**TASK:** Locate every line that holds the string "colors" and copy it.

⟨

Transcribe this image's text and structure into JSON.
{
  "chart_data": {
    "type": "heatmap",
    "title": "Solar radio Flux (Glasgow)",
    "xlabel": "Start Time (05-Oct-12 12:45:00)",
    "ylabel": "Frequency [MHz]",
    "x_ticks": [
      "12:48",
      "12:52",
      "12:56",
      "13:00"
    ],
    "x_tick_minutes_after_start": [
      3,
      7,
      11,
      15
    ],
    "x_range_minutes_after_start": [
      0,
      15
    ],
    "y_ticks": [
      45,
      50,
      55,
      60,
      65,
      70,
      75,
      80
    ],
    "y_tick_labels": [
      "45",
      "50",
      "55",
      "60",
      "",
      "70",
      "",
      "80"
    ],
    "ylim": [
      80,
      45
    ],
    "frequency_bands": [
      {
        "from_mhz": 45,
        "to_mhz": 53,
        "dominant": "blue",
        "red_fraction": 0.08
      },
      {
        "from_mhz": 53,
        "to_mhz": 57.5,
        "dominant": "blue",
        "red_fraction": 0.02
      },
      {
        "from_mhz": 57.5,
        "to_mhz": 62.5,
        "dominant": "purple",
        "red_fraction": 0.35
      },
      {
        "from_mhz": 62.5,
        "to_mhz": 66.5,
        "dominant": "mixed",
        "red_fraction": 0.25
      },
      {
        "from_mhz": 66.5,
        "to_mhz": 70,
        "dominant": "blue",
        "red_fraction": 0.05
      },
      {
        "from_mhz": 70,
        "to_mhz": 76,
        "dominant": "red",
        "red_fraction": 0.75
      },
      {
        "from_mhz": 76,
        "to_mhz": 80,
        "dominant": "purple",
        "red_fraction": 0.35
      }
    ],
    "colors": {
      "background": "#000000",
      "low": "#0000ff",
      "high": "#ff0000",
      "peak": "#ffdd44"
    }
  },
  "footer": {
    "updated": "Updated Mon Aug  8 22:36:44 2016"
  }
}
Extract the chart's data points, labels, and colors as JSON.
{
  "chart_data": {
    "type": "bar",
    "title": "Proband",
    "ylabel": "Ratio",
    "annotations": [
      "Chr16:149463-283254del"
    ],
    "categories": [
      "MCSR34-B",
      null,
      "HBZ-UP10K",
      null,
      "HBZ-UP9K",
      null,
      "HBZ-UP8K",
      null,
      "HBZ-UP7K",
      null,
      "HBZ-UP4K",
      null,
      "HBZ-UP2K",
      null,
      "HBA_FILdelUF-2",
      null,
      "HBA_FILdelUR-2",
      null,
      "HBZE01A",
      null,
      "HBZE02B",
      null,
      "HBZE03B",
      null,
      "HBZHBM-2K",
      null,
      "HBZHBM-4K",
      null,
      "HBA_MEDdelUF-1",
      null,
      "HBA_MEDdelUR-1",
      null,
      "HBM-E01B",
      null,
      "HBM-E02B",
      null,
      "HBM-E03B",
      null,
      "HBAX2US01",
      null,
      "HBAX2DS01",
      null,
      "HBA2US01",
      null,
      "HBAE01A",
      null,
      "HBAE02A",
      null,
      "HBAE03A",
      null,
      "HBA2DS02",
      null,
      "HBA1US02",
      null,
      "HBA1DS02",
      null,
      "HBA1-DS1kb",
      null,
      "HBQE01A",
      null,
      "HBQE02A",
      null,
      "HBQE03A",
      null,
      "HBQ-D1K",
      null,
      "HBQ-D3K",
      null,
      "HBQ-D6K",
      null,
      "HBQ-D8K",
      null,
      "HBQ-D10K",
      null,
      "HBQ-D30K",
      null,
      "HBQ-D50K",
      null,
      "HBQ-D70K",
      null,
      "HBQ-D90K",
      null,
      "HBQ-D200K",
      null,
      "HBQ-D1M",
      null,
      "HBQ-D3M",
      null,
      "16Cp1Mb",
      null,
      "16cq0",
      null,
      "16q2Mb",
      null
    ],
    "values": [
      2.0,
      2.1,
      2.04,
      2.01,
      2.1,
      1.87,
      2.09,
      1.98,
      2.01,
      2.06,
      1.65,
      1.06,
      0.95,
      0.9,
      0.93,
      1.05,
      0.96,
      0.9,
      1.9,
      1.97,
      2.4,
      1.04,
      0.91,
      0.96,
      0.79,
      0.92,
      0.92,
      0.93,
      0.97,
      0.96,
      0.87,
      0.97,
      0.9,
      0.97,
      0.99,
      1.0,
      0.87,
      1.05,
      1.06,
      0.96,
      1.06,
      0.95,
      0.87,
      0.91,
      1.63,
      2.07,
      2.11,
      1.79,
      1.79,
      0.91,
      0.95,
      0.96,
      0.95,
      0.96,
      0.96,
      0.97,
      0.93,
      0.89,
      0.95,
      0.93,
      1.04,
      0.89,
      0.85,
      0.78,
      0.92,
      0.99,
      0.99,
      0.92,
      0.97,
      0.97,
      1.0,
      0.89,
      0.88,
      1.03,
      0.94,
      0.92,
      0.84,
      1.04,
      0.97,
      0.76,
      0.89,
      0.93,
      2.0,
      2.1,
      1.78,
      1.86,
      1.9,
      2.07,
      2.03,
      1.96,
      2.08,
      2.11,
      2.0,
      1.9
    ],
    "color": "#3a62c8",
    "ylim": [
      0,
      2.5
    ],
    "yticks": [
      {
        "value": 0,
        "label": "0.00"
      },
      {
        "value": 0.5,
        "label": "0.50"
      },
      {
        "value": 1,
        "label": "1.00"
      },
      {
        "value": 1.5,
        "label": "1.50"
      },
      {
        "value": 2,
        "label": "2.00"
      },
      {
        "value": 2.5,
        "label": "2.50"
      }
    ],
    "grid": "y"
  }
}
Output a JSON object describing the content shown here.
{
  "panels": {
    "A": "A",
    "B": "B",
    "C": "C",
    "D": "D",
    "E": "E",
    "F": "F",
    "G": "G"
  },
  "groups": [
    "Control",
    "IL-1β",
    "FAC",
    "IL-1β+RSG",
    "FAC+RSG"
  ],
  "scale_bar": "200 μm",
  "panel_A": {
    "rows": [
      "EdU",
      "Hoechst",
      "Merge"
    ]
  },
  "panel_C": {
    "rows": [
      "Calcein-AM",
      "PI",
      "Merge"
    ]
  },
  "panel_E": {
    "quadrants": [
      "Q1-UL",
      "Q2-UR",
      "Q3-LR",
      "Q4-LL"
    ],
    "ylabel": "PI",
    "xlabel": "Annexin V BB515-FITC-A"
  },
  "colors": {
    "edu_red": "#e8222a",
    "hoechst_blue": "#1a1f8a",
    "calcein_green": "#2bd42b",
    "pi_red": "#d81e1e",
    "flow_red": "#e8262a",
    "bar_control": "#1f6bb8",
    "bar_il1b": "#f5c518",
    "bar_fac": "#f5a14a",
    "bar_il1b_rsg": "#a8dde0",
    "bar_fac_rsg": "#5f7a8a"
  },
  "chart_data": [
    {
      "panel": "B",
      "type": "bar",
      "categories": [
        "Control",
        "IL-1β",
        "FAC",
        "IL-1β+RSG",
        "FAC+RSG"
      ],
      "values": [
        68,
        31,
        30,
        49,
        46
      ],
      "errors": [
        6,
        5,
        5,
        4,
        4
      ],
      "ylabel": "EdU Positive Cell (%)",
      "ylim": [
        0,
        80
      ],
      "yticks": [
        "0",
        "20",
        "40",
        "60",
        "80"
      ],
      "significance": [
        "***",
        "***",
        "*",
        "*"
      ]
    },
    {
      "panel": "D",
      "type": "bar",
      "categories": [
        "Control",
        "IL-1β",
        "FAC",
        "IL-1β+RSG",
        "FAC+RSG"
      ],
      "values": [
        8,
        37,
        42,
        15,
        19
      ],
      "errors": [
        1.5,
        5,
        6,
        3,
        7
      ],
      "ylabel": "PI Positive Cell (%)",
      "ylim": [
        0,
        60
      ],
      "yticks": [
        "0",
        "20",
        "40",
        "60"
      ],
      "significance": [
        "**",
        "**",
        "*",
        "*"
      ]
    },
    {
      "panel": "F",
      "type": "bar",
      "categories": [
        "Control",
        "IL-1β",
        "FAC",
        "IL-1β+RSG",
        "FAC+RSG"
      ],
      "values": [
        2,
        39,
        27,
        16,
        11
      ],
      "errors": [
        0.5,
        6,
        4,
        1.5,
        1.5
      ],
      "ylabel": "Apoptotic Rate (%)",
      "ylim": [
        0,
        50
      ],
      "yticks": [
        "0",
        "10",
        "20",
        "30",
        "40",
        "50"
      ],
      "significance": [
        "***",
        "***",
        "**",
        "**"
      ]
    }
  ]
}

⟩

**CORRECT ANSWER:**
    "colors": {
Extract the chart's data points, labels, and colors as JSON.
  "colors": {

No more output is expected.